====== INPUT DATA ======

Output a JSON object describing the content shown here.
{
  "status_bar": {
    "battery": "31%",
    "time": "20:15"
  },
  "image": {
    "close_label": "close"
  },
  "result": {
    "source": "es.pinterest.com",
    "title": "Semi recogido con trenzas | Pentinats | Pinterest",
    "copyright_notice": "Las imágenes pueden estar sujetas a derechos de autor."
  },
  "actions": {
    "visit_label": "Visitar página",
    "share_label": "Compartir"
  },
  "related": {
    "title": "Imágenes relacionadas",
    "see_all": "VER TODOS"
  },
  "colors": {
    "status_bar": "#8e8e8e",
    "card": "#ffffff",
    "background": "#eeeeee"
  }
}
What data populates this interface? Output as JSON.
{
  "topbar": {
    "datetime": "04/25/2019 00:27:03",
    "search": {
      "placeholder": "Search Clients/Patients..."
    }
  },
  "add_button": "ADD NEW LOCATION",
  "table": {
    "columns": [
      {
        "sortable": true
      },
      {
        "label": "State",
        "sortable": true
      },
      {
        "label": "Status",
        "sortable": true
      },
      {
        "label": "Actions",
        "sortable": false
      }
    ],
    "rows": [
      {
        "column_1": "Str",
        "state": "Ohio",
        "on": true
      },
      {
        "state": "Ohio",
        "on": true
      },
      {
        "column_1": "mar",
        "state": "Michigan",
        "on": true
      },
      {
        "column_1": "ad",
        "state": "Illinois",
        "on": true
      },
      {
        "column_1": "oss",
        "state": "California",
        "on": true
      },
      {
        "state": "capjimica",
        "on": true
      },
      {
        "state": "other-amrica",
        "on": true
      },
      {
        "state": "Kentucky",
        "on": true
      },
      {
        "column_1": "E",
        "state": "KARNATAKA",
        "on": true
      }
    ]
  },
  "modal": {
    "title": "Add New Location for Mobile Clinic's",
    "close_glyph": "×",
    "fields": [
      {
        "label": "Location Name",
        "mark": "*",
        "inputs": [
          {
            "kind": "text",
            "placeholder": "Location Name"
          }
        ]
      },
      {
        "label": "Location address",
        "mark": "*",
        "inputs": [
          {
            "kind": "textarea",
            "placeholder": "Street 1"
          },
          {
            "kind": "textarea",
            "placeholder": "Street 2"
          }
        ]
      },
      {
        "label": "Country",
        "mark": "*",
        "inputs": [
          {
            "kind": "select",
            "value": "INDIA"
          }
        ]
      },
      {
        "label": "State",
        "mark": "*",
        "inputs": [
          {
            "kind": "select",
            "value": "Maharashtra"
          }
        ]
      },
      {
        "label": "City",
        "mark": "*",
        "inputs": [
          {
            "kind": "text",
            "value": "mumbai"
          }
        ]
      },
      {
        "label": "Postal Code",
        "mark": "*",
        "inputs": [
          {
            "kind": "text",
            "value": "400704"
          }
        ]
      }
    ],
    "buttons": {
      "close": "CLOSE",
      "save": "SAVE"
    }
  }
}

======

PROMPT -> Would you write out each entry precisely as it is given?

RESULT OF THIS TASK ->
Output a JSON object describing the content shown here.
{
  "status_bar": {
    "battery": "31%",
    "time": "20:15"
  },
  "image": {
    "close_label": "close"
  },
  "result": {
    "source": "es.pinterest.com",
    "title": "Semi recogido con trenzas | Pentinats | Pinterest",
    "copyright_notice": "Las imágenes pueden estar sujetas a derechos de autor."
  },
  "actions": {
    "visit_label": "Visitar página",
    "share_label": "Compartir"
  },
  "related": {
    "title": "Imágenes relacionadas",
    "see_all": "VER TODOS"
  },
  "colors": {
    "status_bar": "#8e8e8e",
    "card": "#ffffff",
    "background": "#eeeeee"
  }
}
What data populates this interface? Output as JSON.
{
  "topbar": {
    "datetime": "04/25/2019 00:27:03",
    "search": {
      "placeholder": "Search Clients/Patients..."
    }
  },
  "add_button": "ADD NEW LOCATION",
  "table": {
    "columns": [
      {
        "sortable": true
      },
      {
        "label": "State",
        "sortable": true
      },
      {
        "label": "Status",
        "sortable": true
      },
      {
        "label": "Actions",
        "sortable": false
      }
    ],
    "rows": [
      {
        "column_1": "Str",
        "state": "Ohio",
        "on": true
      },
      {
        "state": "Ohio",
        "on": true
      },
      {
        "column_1": "mar",
        "state": "Michigan",
        "on": true
      },
      {
        "column_1": "ad",
        "state": "Illinois",
        "on": true
      },
      {
        "column_1": "oss",
        "state": "California",
        "on": true
      },
      {
        "state": "capjimica",
        "on": true
      },
      {
        "state": "other-amrica",
        "on": true
      },
      {
        "state": "Kentucky",
        "on": true
      },
      {
        "column_1": "E",
        "state": "KARNATAKA",
        "on": true
      }
    ]
  },
  "modal": {
    "title": "Add New Location for Mobile Clinic's",
    "close_glyph": "×",
    "fields": [
      {
        "label": "Location Name",
        "mark": "*",
        "inputs": [
          {
            "kind": "text",
            "placeholder": "Location Name"
          }
        ]
      },
      {
        "label": "Location address",
        "mark": "*",
        "inputs": [
          {
            "kind": "textarea",
            "placeholder": "Street 1"
          },
          {
            "kind": "textarea",
            "placeholder": "Street 2"
          }
        ]
      },
      {
        "label": "Country",
        "mark": "*",
        "inputs": [
          {
            "kind": "select",
            "value": "INDIA"
          }
        ]
      },
      {
        "label": "State",
        "mark": "*",
        "inputs": [
          {
            "kind": "select",
            "value": "Maharashtra"
          }
        ]
      },
      {
        "label": "City",
        "mark": "*",
        "inputs": [
          {
            "kind": "text",
            "value": "mumbai"
          }
        ]
      },
      {
        "label": "Postal Code",
        "mark": "*",
        "inputs": [
          {
            "kind": "text",
            "value": "400704"
          }
        ]
      }
    ],
    "buttons": {
      "close": "CLOSE",
      "save": "SAVE"
    }
  }
}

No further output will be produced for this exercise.